> [Directions for this task]:
Your task is to transcribe the entries below exactly, beginning with the line containing "Extract the structured" and ending with the final line, and to add nothing else.

Data excerpts
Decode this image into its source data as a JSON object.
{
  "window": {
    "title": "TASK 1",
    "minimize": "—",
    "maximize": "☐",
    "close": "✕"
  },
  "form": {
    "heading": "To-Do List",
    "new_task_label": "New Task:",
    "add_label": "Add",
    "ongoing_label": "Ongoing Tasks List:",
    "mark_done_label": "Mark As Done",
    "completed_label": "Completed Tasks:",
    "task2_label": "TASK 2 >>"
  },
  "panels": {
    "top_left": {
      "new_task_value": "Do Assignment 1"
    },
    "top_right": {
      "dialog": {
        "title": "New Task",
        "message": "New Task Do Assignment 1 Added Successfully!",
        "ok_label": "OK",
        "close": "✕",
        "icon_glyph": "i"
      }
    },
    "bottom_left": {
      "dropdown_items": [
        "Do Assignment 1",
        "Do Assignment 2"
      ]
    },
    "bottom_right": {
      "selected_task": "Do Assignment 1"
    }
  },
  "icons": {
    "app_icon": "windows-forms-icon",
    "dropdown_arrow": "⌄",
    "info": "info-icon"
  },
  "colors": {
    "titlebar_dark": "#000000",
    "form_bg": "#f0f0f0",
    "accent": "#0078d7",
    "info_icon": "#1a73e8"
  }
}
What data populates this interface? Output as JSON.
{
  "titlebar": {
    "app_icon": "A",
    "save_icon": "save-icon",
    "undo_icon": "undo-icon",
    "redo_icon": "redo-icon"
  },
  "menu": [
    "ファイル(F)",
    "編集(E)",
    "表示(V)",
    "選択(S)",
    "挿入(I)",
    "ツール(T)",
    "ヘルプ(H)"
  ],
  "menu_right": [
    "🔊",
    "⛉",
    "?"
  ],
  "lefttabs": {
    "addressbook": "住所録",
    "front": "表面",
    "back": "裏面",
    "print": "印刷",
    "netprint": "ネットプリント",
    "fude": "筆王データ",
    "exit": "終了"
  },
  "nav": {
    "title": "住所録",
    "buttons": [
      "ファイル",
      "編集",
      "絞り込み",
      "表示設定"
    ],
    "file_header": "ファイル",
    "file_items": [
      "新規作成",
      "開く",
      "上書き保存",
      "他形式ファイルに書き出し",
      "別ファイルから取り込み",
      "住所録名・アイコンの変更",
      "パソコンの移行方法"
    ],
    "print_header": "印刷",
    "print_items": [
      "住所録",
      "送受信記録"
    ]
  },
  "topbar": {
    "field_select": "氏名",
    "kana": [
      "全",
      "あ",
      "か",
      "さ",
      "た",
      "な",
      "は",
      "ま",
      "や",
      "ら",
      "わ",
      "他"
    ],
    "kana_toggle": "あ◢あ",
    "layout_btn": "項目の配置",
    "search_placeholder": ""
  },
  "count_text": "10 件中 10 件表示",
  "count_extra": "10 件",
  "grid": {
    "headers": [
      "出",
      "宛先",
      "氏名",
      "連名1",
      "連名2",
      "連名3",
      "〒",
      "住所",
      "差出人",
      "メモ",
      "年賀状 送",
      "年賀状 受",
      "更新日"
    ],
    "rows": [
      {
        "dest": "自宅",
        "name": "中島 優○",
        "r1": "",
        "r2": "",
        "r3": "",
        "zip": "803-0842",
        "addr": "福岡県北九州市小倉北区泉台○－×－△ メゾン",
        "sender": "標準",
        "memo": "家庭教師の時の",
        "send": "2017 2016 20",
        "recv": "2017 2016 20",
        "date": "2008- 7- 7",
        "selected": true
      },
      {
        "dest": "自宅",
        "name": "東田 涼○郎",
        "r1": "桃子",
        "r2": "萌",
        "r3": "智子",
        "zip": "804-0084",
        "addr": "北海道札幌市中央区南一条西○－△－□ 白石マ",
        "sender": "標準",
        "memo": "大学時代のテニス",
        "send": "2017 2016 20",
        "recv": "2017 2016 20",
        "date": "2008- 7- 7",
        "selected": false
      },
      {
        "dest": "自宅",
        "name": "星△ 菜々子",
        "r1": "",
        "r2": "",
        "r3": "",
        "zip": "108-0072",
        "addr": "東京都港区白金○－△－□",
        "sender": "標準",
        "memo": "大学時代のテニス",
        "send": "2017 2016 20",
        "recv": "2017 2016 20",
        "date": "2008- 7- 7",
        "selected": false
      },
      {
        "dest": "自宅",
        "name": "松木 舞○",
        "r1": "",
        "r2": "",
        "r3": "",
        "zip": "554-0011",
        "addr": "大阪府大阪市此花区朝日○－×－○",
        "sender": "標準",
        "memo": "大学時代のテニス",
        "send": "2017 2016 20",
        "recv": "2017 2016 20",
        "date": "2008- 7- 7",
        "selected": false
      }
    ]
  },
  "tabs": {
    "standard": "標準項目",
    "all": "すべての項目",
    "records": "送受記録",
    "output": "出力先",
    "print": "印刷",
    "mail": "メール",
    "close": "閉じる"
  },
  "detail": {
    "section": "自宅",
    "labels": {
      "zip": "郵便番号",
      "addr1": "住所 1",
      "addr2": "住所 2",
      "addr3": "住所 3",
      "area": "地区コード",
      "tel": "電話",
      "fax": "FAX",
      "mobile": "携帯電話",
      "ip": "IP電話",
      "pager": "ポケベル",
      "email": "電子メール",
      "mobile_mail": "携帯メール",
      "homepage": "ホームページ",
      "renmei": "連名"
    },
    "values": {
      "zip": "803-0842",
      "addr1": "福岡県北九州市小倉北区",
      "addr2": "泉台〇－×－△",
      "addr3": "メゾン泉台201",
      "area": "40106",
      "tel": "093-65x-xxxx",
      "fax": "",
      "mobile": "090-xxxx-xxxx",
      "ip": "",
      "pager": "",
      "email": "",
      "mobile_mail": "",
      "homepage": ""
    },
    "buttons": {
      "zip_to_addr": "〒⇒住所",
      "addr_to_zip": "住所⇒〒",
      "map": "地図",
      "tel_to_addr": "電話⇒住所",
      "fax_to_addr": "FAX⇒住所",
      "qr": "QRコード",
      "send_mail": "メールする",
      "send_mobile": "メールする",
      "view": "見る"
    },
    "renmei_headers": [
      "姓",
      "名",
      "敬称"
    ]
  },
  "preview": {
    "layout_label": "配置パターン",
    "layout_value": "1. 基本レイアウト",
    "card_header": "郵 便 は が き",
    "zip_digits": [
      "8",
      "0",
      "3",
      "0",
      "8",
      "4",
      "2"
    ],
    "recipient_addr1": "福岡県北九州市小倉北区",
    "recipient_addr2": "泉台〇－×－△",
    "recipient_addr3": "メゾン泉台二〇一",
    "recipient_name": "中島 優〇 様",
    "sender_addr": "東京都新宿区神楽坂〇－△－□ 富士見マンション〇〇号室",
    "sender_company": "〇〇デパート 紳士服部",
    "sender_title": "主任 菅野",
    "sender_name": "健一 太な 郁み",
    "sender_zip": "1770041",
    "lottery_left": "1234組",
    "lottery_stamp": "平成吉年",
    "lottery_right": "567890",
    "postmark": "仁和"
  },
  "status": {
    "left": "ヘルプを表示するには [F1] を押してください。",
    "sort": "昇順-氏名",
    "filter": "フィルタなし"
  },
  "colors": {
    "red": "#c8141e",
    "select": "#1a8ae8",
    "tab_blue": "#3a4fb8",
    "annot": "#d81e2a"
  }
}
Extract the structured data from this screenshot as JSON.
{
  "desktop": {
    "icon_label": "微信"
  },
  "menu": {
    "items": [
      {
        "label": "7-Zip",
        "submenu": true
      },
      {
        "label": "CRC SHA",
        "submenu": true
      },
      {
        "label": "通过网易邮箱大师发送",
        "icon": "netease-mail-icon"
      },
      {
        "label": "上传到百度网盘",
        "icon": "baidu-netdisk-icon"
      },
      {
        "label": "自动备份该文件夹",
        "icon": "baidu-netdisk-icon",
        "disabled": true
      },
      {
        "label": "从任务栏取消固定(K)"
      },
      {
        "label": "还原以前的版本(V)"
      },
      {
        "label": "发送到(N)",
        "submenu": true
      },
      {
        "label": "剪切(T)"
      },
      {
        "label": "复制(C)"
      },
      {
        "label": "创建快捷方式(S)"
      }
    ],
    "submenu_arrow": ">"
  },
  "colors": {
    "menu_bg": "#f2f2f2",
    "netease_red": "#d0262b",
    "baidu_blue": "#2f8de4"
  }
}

> [Final result]:
Extract the structured data from this screenshot as JSON.
{
  "desktop": {
    "icon_label": "微信"
  },
  "menu": {
    "items": [
      {
        "label": "7-Zip",
        "submenu": true
      },
      {
        "label": "CRC SHA",
        "submenu": true
      },
      {
        "label": "通过网易邮箱大师发送",
        "icon": "netease-mail-icon"
      },
      {
        "label": "上传到百度网盘",
        "icon": "baidu-netdisk-icon"
      },
      {
        "label": "自动备份该文件夹",
        "icon": "baidu-netdisk-icon",
        "disabled": true
      },
      {
        "label": "从任务栏取消固定(K)"
      },
      {
        "label": "还原以前的版本(V)"
      },
      {
        "label": "发送到(N)",
        "submenu": true
      },
      {
        "label": "剪切(T)"
      },
      {
        "label": "复制(C)"
      },
      {
        "label": "创建快捷方式(S)"
      }
    ],
    "submenu_arrow": ">"
  },
  "colors": {
    "menu_bg": "#f2f2f2",
    "netease_red": "#d0262b",
    "baidu_blue": "#2f8de4"
  }
}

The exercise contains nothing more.